-- START OF Provided information --

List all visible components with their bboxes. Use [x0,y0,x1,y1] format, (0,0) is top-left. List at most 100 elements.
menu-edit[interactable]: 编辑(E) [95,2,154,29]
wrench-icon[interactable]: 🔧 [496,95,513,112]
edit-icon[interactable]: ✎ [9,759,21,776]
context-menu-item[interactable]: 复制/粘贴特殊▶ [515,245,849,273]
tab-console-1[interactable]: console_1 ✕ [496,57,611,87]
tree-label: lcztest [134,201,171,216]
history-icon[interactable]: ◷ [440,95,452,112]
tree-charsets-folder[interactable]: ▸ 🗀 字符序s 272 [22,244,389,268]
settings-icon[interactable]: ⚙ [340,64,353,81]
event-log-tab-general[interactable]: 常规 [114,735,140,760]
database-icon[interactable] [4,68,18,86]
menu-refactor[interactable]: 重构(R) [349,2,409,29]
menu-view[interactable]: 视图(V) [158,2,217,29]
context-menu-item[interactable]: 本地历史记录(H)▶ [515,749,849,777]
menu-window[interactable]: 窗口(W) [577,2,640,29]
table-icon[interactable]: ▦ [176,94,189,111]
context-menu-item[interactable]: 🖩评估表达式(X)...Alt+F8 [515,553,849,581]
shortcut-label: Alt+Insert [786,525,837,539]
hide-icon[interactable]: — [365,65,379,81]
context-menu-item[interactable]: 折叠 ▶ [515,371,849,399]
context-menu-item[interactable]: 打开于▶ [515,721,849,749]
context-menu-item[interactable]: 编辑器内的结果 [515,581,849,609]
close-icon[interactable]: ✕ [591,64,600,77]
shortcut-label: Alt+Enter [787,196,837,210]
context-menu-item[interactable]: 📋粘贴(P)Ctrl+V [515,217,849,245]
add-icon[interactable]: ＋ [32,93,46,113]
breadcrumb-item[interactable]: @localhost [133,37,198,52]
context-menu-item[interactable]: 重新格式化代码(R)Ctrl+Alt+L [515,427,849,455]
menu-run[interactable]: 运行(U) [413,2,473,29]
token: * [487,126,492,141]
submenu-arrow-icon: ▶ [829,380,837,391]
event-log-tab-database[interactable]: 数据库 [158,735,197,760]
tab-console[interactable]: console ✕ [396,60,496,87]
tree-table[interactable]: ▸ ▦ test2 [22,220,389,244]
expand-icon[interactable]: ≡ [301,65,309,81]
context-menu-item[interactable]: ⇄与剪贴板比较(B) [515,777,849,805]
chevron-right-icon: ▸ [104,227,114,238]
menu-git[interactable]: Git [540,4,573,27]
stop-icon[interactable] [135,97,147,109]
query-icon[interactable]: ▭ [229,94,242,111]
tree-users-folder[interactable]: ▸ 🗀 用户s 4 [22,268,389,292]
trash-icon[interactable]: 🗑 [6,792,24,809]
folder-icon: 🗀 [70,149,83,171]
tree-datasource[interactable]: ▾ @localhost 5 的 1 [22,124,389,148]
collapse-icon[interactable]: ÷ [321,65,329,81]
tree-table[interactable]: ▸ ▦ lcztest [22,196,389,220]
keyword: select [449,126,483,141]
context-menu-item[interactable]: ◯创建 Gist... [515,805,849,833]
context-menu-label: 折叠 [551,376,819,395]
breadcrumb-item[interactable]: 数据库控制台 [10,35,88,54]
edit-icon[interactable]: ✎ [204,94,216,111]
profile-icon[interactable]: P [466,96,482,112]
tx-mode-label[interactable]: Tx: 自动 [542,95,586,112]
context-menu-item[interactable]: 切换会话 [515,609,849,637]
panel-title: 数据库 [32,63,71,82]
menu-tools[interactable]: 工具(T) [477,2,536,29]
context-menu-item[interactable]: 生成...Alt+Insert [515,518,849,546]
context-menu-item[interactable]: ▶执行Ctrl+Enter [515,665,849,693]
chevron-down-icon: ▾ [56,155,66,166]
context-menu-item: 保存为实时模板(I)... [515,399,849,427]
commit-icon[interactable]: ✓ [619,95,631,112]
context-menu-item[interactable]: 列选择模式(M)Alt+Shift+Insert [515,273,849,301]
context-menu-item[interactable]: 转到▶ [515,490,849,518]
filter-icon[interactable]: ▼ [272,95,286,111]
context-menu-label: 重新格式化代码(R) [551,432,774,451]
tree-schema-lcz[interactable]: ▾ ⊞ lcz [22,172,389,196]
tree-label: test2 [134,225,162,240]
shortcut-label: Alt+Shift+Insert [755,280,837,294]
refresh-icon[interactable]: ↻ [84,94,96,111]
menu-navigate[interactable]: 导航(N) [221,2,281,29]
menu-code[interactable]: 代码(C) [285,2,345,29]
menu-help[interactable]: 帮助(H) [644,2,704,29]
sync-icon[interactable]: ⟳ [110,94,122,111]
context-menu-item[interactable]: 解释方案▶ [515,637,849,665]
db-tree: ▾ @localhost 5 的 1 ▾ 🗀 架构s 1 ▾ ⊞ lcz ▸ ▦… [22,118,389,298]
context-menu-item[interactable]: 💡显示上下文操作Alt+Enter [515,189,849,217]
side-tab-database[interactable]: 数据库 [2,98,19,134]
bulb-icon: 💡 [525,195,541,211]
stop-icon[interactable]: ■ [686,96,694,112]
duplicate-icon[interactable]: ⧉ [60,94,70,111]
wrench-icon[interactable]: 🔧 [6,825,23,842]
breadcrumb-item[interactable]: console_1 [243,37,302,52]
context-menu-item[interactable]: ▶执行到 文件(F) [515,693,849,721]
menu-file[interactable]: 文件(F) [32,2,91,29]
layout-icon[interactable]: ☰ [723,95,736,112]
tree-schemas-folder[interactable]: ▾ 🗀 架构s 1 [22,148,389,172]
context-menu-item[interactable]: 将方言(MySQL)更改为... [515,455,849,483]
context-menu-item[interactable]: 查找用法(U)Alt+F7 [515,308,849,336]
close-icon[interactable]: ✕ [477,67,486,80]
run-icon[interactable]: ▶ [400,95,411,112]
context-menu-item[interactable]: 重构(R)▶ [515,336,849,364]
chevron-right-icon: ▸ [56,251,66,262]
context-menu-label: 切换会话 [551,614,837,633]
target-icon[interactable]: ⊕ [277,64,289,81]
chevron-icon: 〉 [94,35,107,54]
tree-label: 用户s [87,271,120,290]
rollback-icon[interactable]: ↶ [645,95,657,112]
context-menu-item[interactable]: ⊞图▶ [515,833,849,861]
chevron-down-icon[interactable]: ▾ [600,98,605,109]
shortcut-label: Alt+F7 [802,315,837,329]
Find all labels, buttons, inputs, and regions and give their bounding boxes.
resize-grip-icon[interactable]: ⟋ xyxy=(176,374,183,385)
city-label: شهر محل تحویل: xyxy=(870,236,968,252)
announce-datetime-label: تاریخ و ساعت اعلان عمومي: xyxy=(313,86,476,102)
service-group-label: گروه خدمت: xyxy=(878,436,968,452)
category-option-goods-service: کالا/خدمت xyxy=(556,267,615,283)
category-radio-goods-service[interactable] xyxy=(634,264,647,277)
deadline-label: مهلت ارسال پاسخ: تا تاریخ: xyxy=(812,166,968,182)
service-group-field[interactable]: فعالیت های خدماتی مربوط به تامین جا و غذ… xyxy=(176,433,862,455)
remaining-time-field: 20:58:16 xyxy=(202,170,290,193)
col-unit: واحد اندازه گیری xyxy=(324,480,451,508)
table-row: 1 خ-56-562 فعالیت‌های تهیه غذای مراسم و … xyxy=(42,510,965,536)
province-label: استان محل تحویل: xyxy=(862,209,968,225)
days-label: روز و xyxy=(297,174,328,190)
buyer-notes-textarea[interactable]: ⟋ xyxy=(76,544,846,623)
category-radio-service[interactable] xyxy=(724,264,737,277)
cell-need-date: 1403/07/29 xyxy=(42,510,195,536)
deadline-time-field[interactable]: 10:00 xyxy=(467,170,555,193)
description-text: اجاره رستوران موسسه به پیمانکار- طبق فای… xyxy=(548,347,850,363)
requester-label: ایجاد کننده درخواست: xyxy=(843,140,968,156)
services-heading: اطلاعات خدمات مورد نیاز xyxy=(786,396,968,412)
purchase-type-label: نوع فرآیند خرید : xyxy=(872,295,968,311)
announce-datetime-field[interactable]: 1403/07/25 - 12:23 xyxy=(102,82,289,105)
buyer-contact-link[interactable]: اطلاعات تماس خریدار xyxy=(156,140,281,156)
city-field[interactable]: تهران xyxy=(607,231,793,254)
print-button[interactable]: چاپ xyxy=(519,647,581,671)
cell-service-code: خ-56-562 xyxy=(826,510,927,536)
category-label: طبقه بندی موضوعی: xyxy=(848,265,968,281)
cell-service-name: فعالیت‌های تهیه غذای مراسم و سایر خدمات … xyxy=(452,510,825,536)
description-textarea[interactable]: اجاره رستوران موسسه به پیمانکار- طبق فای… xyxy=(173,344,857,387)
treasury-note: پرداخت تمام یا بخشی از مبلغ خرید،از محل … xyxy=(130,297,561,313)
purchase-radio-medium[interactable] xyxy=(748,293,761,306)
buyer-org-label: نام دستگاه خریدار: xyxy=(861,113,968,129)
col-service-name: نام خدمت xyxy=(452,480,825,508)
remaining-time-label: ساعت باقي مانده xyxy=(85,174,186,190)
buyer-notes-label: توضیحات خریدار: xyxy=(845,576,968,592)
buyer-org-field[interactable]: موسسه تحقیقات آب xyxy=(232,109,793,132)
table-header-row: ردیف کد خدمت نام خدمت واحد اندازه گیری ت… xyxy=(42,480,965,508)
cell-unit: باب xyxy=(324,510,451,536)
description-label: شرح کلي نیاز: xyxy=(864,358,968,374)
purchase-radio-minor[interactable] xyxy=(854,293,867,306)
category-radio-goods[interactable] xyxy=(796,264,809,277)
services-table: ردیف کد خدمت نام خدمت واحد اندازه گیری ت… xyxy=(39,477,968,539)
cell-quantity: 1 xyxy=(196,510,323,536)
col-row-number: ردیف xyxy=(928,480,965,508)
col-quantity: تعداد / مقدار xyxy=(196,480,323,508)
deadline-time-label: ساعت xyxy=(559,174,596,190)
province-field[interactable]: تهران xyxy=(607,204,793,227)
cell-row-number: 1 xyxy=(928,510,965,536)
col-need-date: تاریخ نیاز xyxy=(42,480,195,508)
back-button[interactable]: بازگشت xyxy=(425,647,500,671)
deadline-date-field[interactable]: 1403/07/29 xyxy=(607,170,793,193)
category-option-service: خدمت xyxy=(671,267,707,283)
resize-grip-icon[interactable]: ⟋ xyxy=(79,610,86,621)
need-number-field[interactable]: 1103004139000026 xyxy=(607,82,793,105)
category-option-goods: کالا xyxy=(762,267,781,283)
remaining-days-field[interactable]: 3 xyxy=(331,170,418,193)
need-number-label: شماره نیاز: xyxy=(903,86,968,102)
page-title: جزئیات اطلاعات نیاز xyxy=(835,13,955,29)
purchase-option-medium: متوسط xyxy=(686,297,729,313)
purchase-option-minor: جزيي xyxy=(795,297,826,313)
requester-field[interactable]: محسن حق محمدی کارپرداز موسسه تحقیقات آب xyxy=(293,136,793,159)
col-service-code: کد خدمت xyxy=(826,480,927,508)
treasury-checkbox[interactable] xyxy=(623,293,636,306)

-- END OF Provided information --

• Exercise details
Gather every line from the items above that contains the string "cell", and copy each one in full.

• Response
cell-need-date: 1403/07/29 xyxy=(42,510,195,536)
cell-service-code: خ-56-562 xyxy=(826,510,927,536)
cell-service-name: فعالیت‌های تهیه غذای مراسم و سایر خدمات … xyxy=(452,510,825,536)
cell-unit: باب xyxy=(324,510,451,536)
cell-quantity: 1 xyxy=(196,510,323,536)
cell-row-number: 1 xyxy=(928,510,965,536)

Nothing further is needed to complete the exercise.